▶ _PROBLEM_: Draw out every line with the word "ابنك" from the listing below.

▶ _EXERCISE MATERIALS_:

────────────────

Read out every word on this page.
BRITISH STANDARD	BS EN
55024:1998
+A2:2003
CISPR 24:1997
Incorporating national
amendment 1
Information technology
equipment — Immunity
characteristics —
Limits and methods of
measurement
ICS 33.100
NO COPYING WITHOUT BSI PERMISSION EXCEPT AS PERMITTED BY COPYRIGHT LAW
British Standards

────────────────

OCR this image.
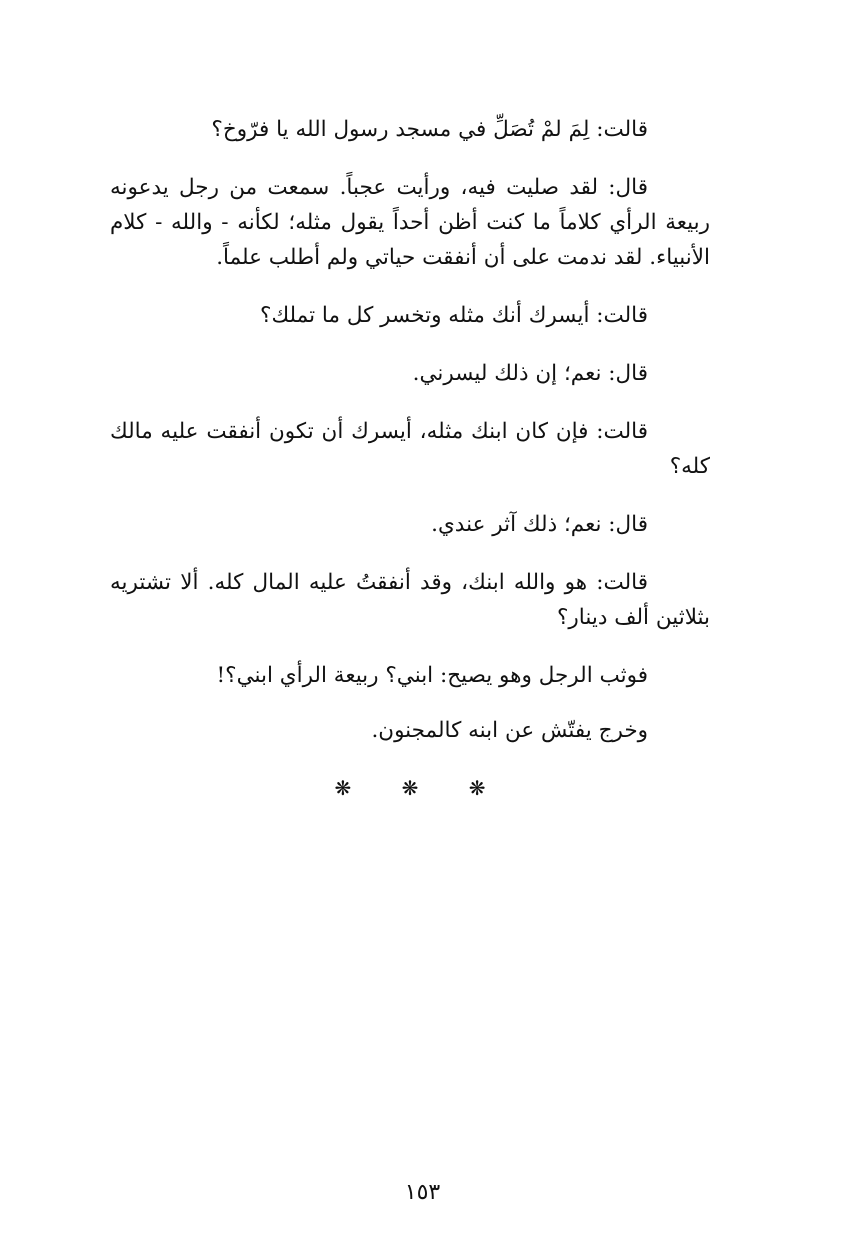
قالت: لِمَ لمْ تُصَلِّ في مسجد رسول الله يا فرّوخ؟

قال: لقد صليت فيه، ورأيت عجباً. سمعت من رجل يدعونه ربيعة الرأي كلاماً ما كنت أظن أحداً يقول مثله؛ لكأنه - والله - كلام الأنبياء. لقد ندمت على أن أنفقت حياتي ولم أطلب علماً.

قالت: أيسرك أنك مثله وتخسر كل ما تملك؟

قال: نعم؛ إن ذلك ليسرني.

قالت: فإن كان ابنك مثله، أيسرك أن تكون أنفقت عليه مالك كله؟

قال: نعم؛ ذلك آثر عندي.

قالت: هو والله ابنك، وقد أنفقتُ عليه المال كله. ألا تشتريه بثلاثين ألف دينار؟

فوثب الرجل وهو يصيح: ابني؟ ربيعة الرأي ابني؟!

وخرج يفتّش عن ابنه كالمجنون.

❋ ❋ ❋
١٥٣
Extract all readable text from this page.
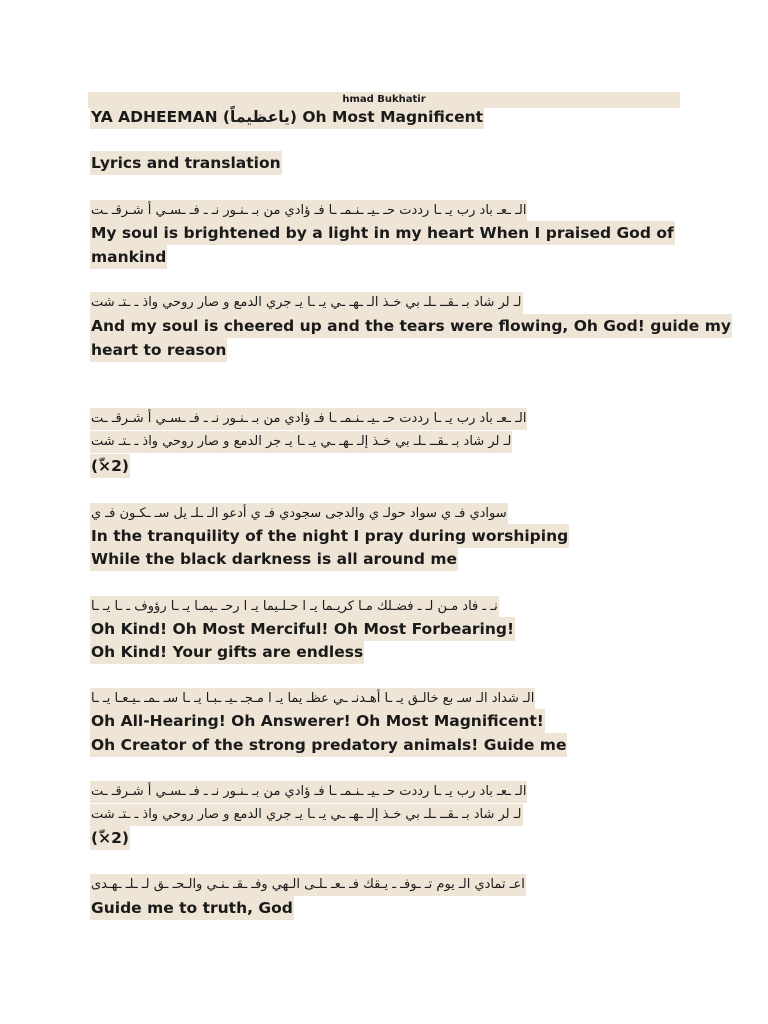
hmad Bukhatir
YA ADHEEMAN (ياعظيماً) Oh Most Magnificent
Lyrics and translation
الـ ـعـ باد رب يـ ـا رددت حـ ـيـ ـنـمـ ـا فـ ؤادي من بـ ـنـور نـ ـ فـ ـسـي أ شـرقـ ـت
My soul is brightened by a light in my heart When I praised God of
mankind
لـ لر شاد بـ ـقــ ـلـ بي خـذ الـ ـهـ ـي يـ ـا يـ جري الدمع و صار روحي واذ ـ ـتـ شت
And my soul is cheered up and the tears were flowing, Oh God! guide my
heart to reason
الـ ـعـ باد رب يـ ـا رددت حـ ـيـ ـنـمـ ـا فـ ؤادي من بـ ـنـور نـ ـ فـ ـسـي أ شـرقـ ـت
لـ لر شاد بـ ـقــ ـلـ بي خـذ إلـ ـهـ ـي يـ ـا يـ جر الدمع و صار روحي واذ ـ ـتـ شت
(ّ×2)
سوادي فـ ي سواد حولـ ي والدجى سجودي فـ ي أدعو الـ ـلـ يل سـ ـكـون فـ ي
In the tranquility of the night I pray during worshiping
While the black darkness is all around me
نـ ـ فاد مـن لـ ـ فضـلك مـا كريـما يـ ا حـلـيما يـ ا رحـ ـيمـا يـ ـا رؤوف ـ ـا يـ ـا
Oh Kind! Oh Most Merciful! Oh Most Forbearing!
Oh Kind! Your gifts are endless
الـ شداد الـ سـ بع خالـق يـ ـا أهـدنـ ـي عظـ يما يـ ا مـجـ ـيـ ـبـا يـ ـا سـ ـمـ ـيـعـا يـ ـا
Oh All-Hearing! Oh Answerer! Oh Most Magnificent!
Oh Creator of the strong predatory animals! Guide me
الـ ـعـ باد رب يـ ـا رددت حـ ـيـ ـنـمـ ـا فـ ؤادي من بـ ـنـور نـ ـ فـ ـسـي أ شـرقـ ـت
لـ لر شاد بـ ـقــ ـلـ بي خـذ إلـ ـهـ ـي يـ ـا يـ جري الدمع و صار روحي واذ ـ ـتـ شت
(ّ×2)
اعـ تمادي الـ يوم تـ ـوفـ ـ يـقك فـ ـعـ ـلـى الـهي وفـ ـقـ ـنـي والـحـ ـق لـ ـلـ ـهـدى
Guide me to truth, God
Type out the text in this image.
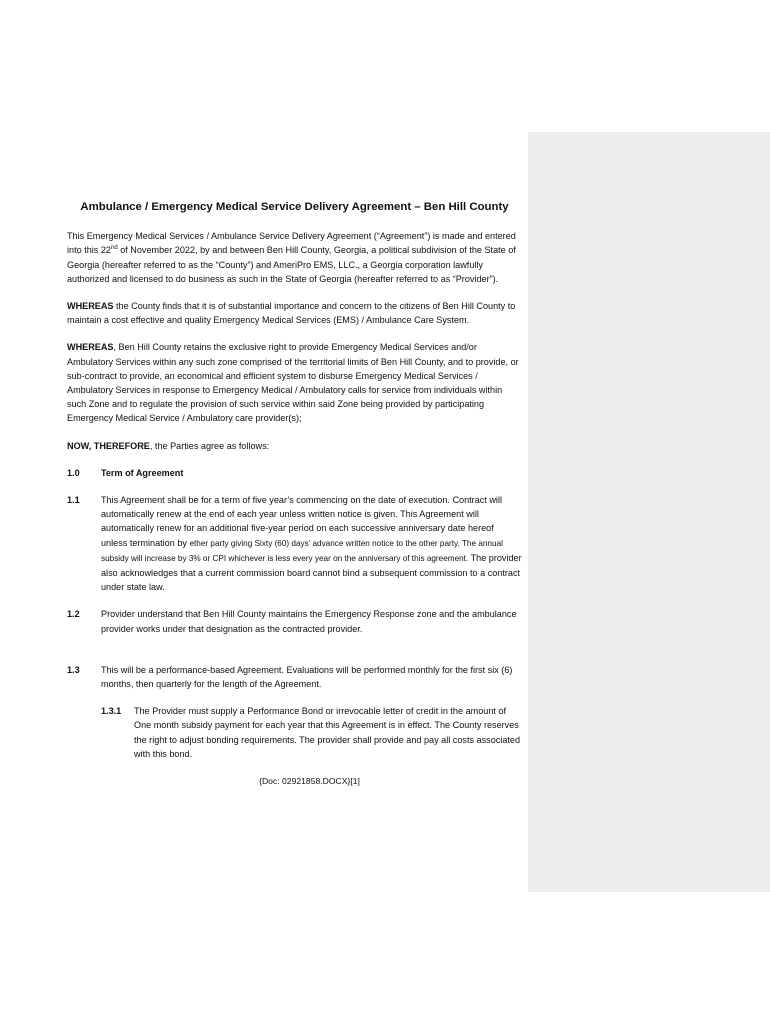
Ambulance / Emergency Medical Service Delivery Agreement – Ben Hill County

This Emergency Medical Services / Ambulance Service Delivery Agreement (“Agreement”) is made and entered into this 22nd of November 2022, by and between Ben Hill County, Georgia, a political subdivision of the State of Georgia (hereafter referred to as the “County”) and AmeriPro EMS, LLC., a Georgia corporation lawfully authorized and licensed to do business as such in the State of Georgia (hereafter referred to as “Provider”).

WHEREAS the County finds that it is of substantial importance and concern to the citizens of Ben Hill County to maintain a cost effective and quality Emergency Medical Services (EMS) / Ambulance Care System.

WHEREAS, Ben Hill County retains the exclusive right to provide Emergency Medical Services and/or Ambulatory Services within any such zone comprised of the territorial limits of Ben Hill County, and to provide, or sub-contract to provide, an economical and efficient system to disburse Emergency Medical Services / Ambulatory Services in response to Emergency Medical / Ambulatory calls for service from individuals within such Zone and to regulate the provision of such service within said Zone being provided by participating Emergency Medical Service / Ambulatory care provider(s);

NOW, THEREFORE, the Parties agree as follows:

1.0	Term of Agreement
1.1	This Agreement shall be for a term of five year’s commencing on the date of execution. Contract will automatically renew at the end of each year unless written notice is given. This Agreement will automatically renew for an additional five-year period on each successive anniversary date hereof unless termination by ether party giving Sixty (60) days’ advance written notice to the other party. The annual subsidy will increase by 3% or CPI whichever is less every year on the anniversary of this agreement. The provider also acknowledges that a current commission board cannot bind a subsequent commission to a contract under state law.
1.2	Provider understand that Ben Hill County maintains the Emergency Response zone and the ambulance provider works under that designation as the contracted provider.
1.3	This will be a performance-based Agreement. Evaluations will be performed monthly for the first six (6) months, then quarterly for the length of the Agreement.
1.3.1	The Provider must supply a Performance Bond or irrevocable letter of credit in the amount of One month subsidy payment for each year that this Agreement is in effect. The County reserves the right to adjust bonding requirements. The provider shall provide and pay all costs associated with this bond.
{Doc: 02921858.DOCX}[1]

────────────────

▶ _THE RESULT_:
قالت: فإن كان ابنك مثله، أيسرك أن تكون أنفقت عليه مالك كله؟
قالت: هو والله ابنك، وقد أنفقتُ عليه المال كله. ألا تشتريه بثلاثين ألف دينار؟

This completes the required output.